[Data items]
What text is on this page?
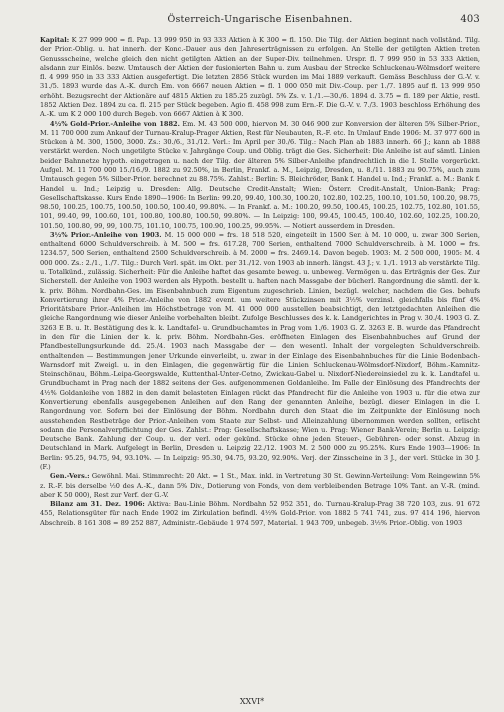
Österreich-Ungarische Eisenbahnen.	403

Kapital: K 27 999 900 = fl. Pap. 13 999 950 in 93 333 Aktien à K 300 = fl. 150. Die Tilg. der Aktien beginnt nach vollständ. Tilg. der Prior.-Oblig. u. hat innerh. der Konc.-Dauer aus den Jahreserträgnissen zu erfolgen. An Stelle der getilgten Aktien treten Genussscheine, welche gleich den nicht getilgten Aktien an der Super-Div. teilnehmen. Urspr. fl. 7 999 950 in 53 333 Aktien, alsdann zur Einlös. bezw. Umtausch der Aktien der fusionierten Bahn u. zum Ausbau der Strecke Schluckenau-Wölmsdorf weitere fl. 4 999 950 in 33 333 Aktien ausgefertigt. Die letzten 2856 Stück wurden im Mai 1889 verkauft. Gemäss Beschluss der G.-V. v. 31./5. 1893 wurde das A.-K. durch Em. von 6667 neuen Aktien = fl. 1 000 050 mit Div.-Coup. per 1./7. 1895 auf fl. 13 999 950 erhöht. Bezugsrecht der Aktionäre auf 4815 Aktien zu 185.25 zuzügl. 5% Zs. v. 1./1.—30./6. 1894 d. 3.75 = fl. 189 per Aktie, restl. 1852 Aktien Dez. 1894 zu ca. fl. 215 per Stück begeben. Agio fl. 458 998 zum Ern.-F. Die G.-V. v. 7./3. 1903 beschloss Erhöhung des A.-K. um K 2 000 100 durch Begeb. von 6667 Aktien à K 300.

4½% Gold-Prior.-Anleihe von 1882. Em. M. 43 500 000, hiervon M. 30 046 900 zur Konversion der älteren 5% Silber-Prior., M. 11 700 000 zum Ankauf der Turnau-Kralup-Prager Aktien, Rest für Neubauten, R.-F. etc. In Umlauf Ende 1906: M. 37 977 600 in Stücken à M. 300, 1500, 3000. Zs.: 30./6., 31./12. Verl.: Im April per 30./6. Tilg.: Nach Plan ab 1883 innerh. 66 J.; kann ab 1888 verstärkt werden. Noch ungetilgte Stücke v. Jahrgänge Coup. und Oblig. trägt die Ges. Sicherheit: Die Anleihe ist auf sämtl. Linien beider Bahnnetze hypoth. eingetragen u. nach der Tilg. der älteren 5% Silber-Anleihe pfandrechtlich in die I. Stelle vorgerückt. Aufgel. M. 11 700 000 15./16./9. 1882 zu 92.50%, in Berlin, Frankf. a. M., Leipzig, Dresden, u. 8./11. 1883 zu 90.75%, auch zum Umtausch gegen 5% Silber-Prior. berechnet zu 88.75%. Zahlst.: Berlin: S. Bleichröder, Bank f. Handel u. Ind.; Frankf. a. M.: Bank f. Handel u. Ind.; Leipzig u. Dresden: Allg. Deutsche Credit-Anstalt; Wien: Österr. Credit-Anstalt, Union-Bank; Prag: Gesellschaftskasse. Kurs Ende 1890—1906: In Berlin: 99.20, 99.40, 100.30, 100.20, 102.80, 102.25, 100.10, 101.50, 100.20, 98.75, 98.50, 100.25, 100.75, 100.50, 100.50, 100.40, 99.80%. — In Frankf. a. M.: 100.20, 99.50, 100.45, 100.25, 102.75, 102.80, 101.55, 101, 99.40, 99, 100.60, 101, 100.80, 100.80, 100.50, 99.80%. — In Leipzig: 100, 99.45, 100.45, 100.40, 102.60, 102.25, 100.20, 101.50, 100.80, 99, 99, 100.75, 101.10, 100.75, 100.90, 100.25, 99.95%. — Notiert ausserdem in Dresden.

3½% Prior.-Anleihe von 1903. M. 15 000 000 = frs. 18 518 520, eingeteilt in 1500 Ser. à M. 10 000, u. zwar 300 Serien, enthaltend 6000 Schuldverschreib. à M. 500 = frs. 617.28, 700 Serien, enthaltend 7000 Schuldverschreib. à M. 1000 = frs. 1234.57, 500 Serien, enthaltend 2500 Schuldverschreib. à M. 2000 = frs. 2469.14. Davon begeb. 1903: M. 2 500 000, 1905: M. 4 000 000. Zs.: 2./1., 1./7. Tilg.: Durch Verl. spät. im Okt. per 31./12. von 1903 ab innerh. längst. 43 J.; v. 1./1. 1913 ab verstärkte Tilg. u. Totalkünd., zulässig. Sicherheit: Für die Anleihe haftet das gesamte beweg. u. unbeweg. Vermögen u. das Erträgnis der Ges. Zur Sicherstell. der Anleihe von 1903 werden als Hypoth. bestellt u. haften nach Massgabe der bücherl. Rangordnung die sämtl. der k. k. priv. Böhm. Nordbahn-Ges. im Eisenbahnbuch zum Eigentum zugeschrieb. Linien, bezügl. welcher, nachdem die Ges. behufs Konvertierung ihrer 4% Prior.-Anleihe von 1882 event. um weitere Stückzinsen mit 3½% verzinsl. gleichfalls bis fünf 4% Prioritätsbare Prior.-Anleihen im Höchstbetrage von M. 41 000 000 ausstellen beabsichtigt, den letztgedachten Anleihen die gleiche Rangordnung wie dieser Anleihe vorbehalten bleibt. Zufolge Beschlusses des k. k. Landgerichtes in Prag v. 30./4. 1903 G. Z. 3263 E B. u. It. Bestätigung des k. k. Landtafel- u. Grundbuchamtes in Prag vom 1./6. 1903 G. Z. 3263 E. B. wurde das Pfandrecht in den für die Linien der k. k. priv. Böhm. Nordbahn-Ges. eröffneten Einlagen des Eisenbahnbuches auf Grund der Pfandbestellungsurkunde dd. 25./4. 1903 nach Massgabe der — den wesentl. Inhalt der vorgelegten Schuldverschreib. enthaltenden — Bestimmungen jener Urkunde einverleibt, u. zwar in der Einlage des Eisenbahnbuches für die Linie Bodenbach-Warnsdorf mit Zweigl. u. in den Einlagen, die gegenwärtig für die Linien Schluckenau-Wölmsdorf-Nixdorf, Böhm.-Kamnitz-Steinschönau, Böhm.-Leipa-Georgswalde, Kuttenthal-Unter-Cetno, Zwickau-Gabel u. Nixdorf-Niedereinsiedel zu k. k. Landtafel u. Grundbuchamt in Prag nach der 1882 seitens der Ges. aufgenommenen Goldanleihe. Im Falle der Einlösung des Pfandrechts der 4½% Goldanleihe von 1882 in den damit belasteten Einlagen rückt das Pfandrecht für die Anleihe von 1903 u. für die etwa zur Konvertierung ebenfalls ausgegebenen Anleihen auf den Rang der genannten Anleihe, bezügl. dieser Einlagen in die I. Rangordnung vor. Sofern bei der Einlösung der Böhm. Nordbahn durch den Staat die im Zeitpunkte der Einlösung noch ausstehenden Restbeträge der Prior.-Anleihen vom Staate zur Selbst- und Alleinzahlung übernommen werden sollten, erlischt sodann die Personalverpflichtung der Ges. Zahlst.: Prag: Gesellschaftskasse; Wien u. Prag: Wiener Bank-Verein; Berlin u. Leipzig: Deutsche Bank. Zahlung der Coup. u. der verl. oder gekünd. Stücke ohne jeden Steuer-, Gebühren- oder sonst. Abzug in Deutschland in Mark. Aufgelegt in Berlin, Dresden u. Leipzig 22./12. 1903 M. 2 500 000 zu 95.25%. Kurs Ende 1903—1906: In Berlin: 95.25, 94.75, 94, 93.10%. — In Leipzig: 95.30, 94.75, 93.20, 92.90%. Verj. der Zinsscheine in 3 J., der verl. Stücke in 30 J. (F.)

Gen.-Vers.: Gewöhnl. Mai. Stimmrecht: 20 Akt. = 1 St., Max. inkl. in Vertretung 30 St. Gewinn-Verteilung: Vom Reingewinn 5% z. R.-F. bis derselbe ½0 des A.-K., dann 5% Div., Dotierung von Fonds, von dem verbleibenden Betrage 10% Tant. an V.-R. (mind. aber K 50 000), Rest zur Verf. der G.-V.

Bilanz am 31. Dez. 1906: Aktiva: Bau-Linie Böhm. Nordbahn 52 952 351, do. Turnau-Kralup-Prag 38 720 103, zus. 91 672 455, Relationsgüter für nach Ende 1902 im Zirkulation befindl. 4½% Gold-Prior. von 1882 5 741 741, zus. 97 414 196, hiervon Abschreib. 8 161 308 = 89 252 887, Administr.-Gebäude 1 974 597, Material. 1 943 709, unbegeb. 3½% Prior.-Oblig. von 1903

XXVI*
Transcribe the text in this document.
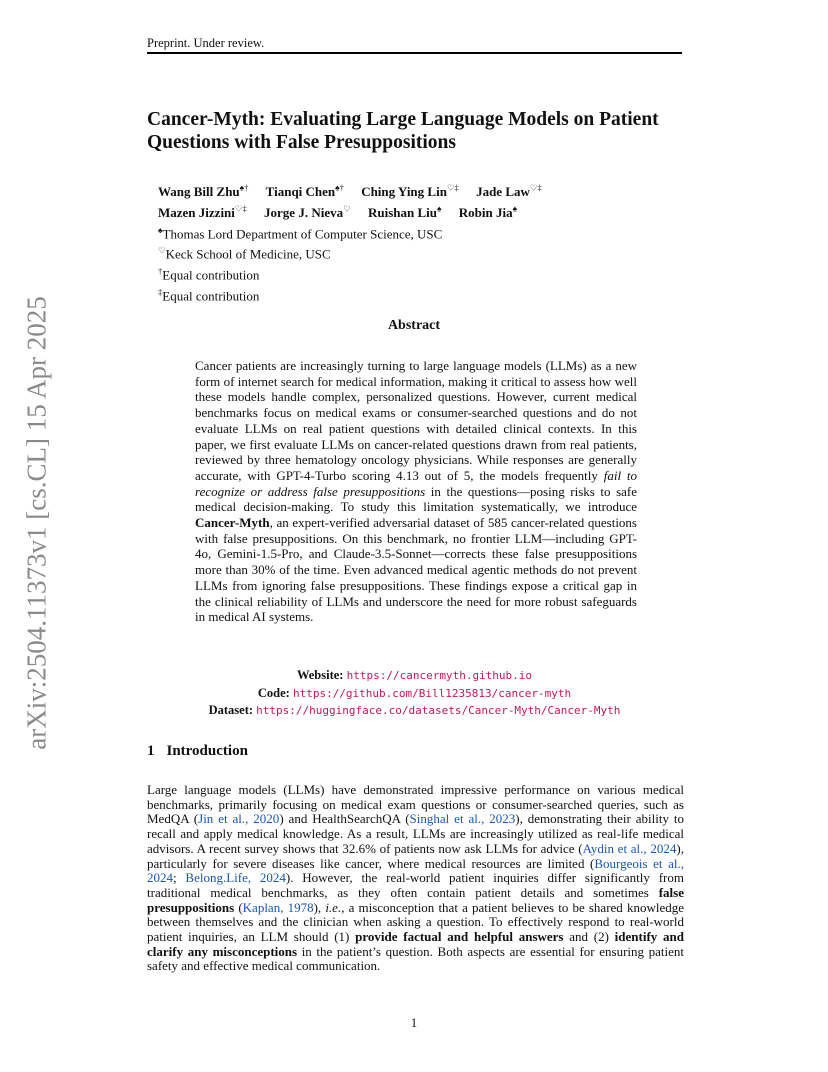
Preprint. Under review.
arXiv:2504.11373v1 [cs.CL] 15 Apr 2025
Cancer-Myth: Evaluating Large Language Models on Patient Questions with False Presuppositions
Wang Bill Zhu♠† Tianqi Chen♠† Ching Ying Lin♡‡ Jade Law♡‡
Mazen Jizzini♡‡ Jorge J. Nieva♡ Ruishan Liu♠ Robin Jia♠
♠Thomas Lord Department of Computer Science, USC
♡Keck School of Medicine, USC
†Equal contribution
‡Equal contribution
Abstract

Cancer patients are increasingly turning to large language models (LLMs) as a new form of internet search for medical information, making it critical to assess how well these models handle complex, personalized questions. However, current medical benchmarks focus on medical exams or consumer-searched questions and do not evaluate LLMs on real patient questions with detailed clinical contexts. In this paper, we first evaluate LLMs on cancer-related questions drawn from real patients, reviewed by three hematology oncology physicians. While responses are generally accurate, with GPT-4-Turbo scoring 4.13 out of 5, the models frequently fail to recognize or address false presuppositions in the questions—posing risks to safe medical decision-making. To study this limitation systematically, we introduce Cancer-Myth, an expert-verified adversarial dataset of 585 cancer-related questions with false presuppositions. On this benchmark, no frontier LLM—including GPT-4o, Gemini-1.5-Pro, and Claude-3.5-Sonnet—corrects these false presuppositions more than 30% of the time. Even advanced medical agentic methods do not prevent LLMs from ignoring false presuppositions. These findings expose a critical gap in the clinical reliability of LLMs and underscore the need for more robust safeguards in medical AI systems.

Website: https://cancermyth.github.io
Code: https://github.com/Bill1235813/cancer-myth
Dataset: https://huggingface.co/datasets/Cancer-Myth/Cancer-Myth
1 Introduction

Large language models (LLMs) have demonstrated impressive performance on various medical benchmarks, primarily focusing on medical exam questions or consumer-searched queries, such as MedQA (Jin et al., 2020) and HealthSearchQA (Singhal et al., 2023), demonstrating their ability to recall and apply medical knowledge. As a result, LLMs are increasingly utilized as real-life medical advisors. A recent survey shows that 32.6% of patients now ask LLMs for advice (Aydin et al., 2024), particularly for severe diseases like cancer, where medical resources are limited (Bourgeois et al., 2024; Belong.Life, 2024). However, the real-world patient inquiries differ significantly from traditional medical benchmarks, as they often contain patient details and sometimes false presuppositions (Kaplan, 1978), i.e., a misconception that a patient believes to be shared knowledge between themselves and the clinician when asking a question. To effectively respond to real-world patient inquiries, an LLM should (1) provide factual and helpful answers and (2) identify and clarify any misconceptions in the patient’s question. Both aspects are essential for ensuring patient safety and effective medical communication.

1
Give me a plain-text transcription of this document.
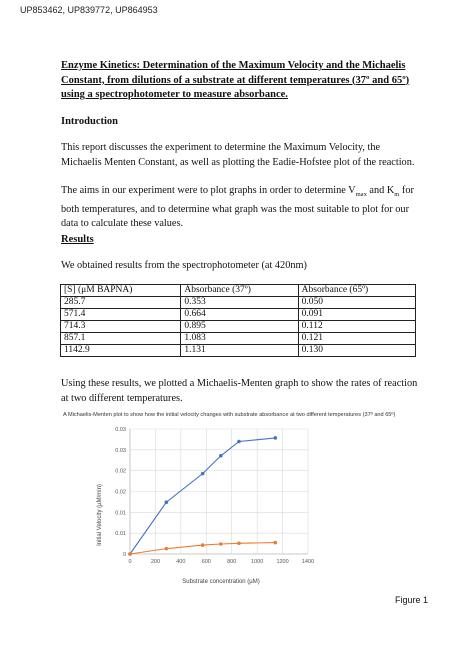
UP853462, UP839772, UP864953
Enzyme Kinetics: Determination of the Maximum Velocity and the Michaelis Constant, from dilutions of a substrate at different temperatures (37º and 65º) using a spectrophotometer to measure absorbance.
Introduction
This report discusses the experiment to determine the Maximum Velocity, the Michaelis Menten Constant, as well as plotting the Eadie-Hofstee plot of the reaction.
The aims in our experiment were to plot graphs in order to determine $V_{max}$ and $K_m$ for both temperatures, and to determine what graph was the most suitable to plot for our data to calculate these values.
Results
We obtained results from the spectrophotometer (at 420nm)
[S] (μM BAPNA)	Absorbance (37º)	Absorbance (65º)
285.7	0.353	0.050
571.4	0.664	0.091
714.3	0.895	0.112
857.1	1.083	0.121
1142.9	1.131	0.130
Using these results, we plotted a Michaelis-Menten graph to show the rates of reaction at two different temperatures.
A Michaelis-Menten plot to show how the initial velocity changes with substrate absorbance at two different temperatures (37º and 65º)
0
0.01
0.01
0.02
0.02
0.03
0.03
0	200	400	600	800	1000 1200 1400
Substrate concentration (µM)
Initial Velocity (µM/min)
Figure 1
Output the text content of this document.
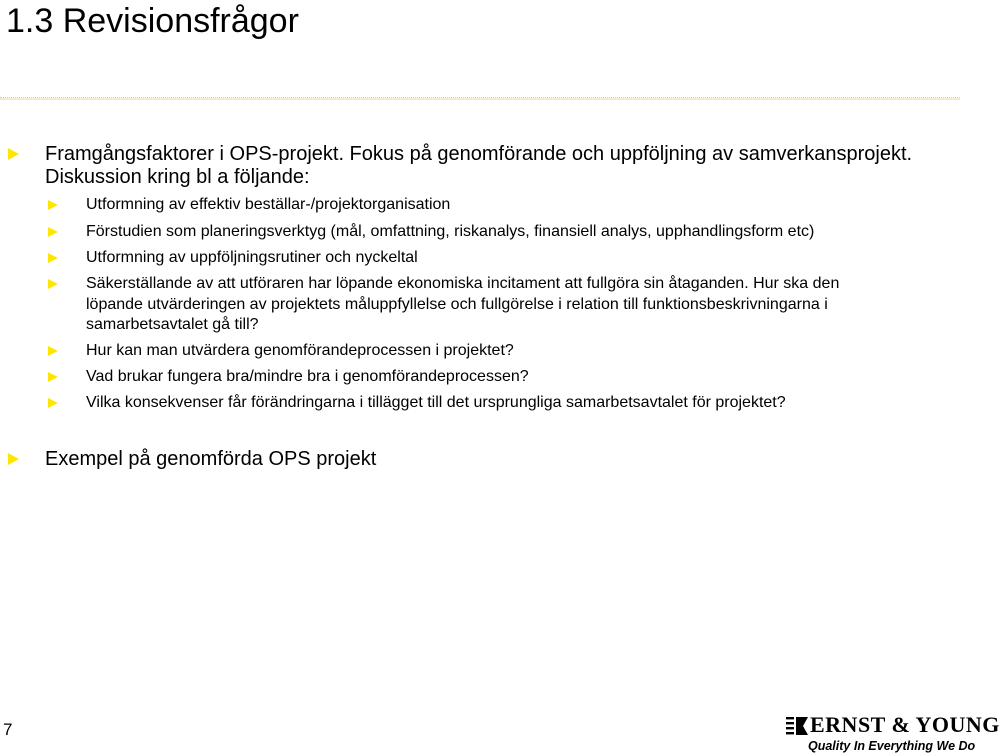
1.3 Revisionsfrågor
Framgångsfaktorer i OPS-projekt. Fokus på genomförande och uppföljning av samverkansprojekt.
Diskussion kring bl a följande:
Utformning av effektiv beställar-/projektorganisation
Förstudien som planeringsverktyg (mål, omfattning, riskanalys, finansiell analys, upphandlingsform etc)
Utformning av uppföljningsrutiner och nyckeltal
Säkerställande av att utföraren har löpande ekonomiska incitament att fullgöra sin åtaganden. Hur ska den
löpande utvärderingen av projektets måluppfyllelse och fullgörelse i relation till funktionsbeskrivningarna i
samarbetsavtalet gå till?
Hur kan man utvärdera genomförandeprocessen i projektet?
Vad brukar fungera bra/mindre bra i genomförandeprocessen?
Vilka konsekvenser får förändringarna i tillägget till det ursprungliga samarbetsavtalet för projektet?
Exempel på genomförda OPS projekt
7	ERNST & YOUNG
Quality In Everything We Do
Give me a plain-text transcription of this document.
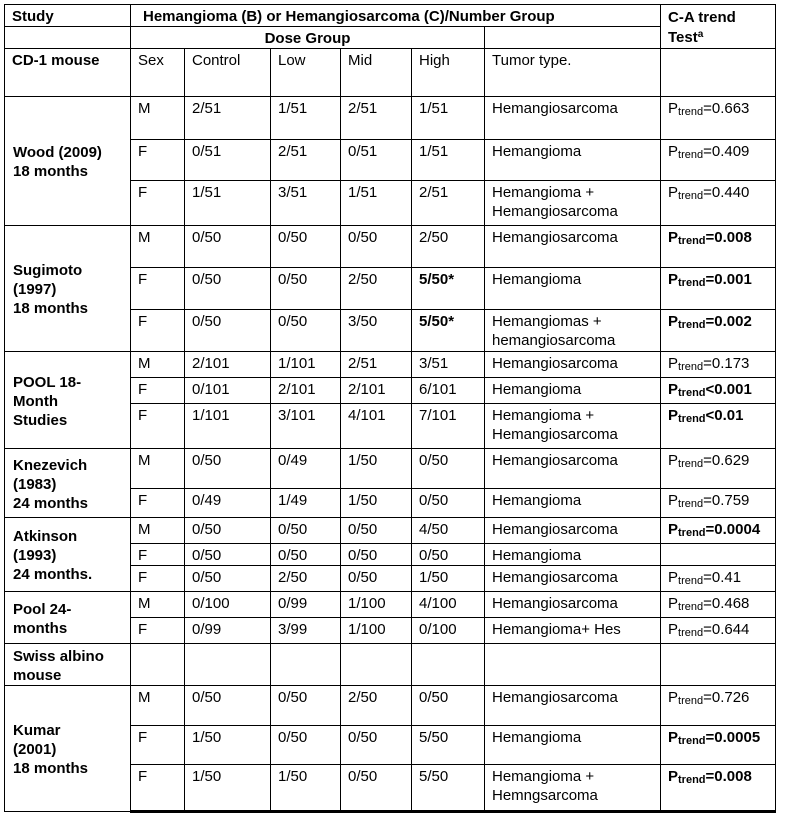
Study	Hemangioma (B) or Hemangiosarcoma (C)/Number Group						C-A trend Test$^a$
	Dose Group						
CD-1 mouse	Sex	Control	Low	Mid	High	Tumor type.	
Wood (2009)
18 months	M	2/51	1/51	2/51	1/51	Hemangiosarcoma	Ptrend=0.663
	F	0/51	2/51	0/51	1/51	Hemangioma	Ptrend=0.409
	F	1/51	3/51	1/51	2/51	Hemangioma +
Hemangiosarcoma	Ptrend=0.440
Sugimoto
(1997)
18 months	M	0/50	0/50	0/50	2/50	Hemangiosarcoma	Ptrend=0.008
	F	0/50	0/50	2/50	5/50*	Hemangioma	Ptrend=0.001
	F	0/50	0/50	3/50	5/50*	Hemangiomas +
hemangiosarcoma	Ptrend=0.002
POOL 18-
Month
Studies	M	2/101	1/101	2/51	3/51	Hemangiosarcoma	Ptrend=0.173
	F	0/101	2/101	2/101	6/101	Hemangioma	Ptrend<0.001
	F	1/101	3/101	4/101	7/101	Hemangioma +
Hemangiosarcoma	Ptrend<0.01
Knezevich
(1983)
24 months	M	0/50	0/49	1/50	0/50	Hemangiosarcoma	Ptrend=0.629
	F	0/49	1/49	1/50	0/50	Hemangioma	Ptrend=0.759
Atkinson
(1993)
24 months.	M	0/50	0/50	0/50	4/50	Hemangiosarcoma	Ptrend=0.0004
	F	0/50	0/50	0/50	0/50	Hemangioma	
	F	0/50	2/50	0/50	1/50	Hemangiosarcoma	Ptrend=0.41
Pool 24-
months	M	0/100	0/99	1/100	4/100	Hemangiosarcoma	Ptrend=0.468
	F	0/99	3/99	1/100	0/100	Hemangioma+ Hes	Ptrend=0.644
Swiss albino
mouse							
Kumar
(2001)
18 months	M	0/50	0/50	2/50	0/50	Hemangiosarcoma	Ptrend=0.726
	F	1/50	0/50	0/50	5/50	Hemangioma	Ptrend=0.0005
	F	1/50	1/50	0/50	5/50	Hemangioma +
Hemngsarcoma	Ptrend=0.008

■ **Exercise aim**: From the data above, pick out each line containing "github" and copy it.

■ **Response below**:
Website: https://cancermyth.github.io
Code: https://github.com/Bill1235813/cancer-myth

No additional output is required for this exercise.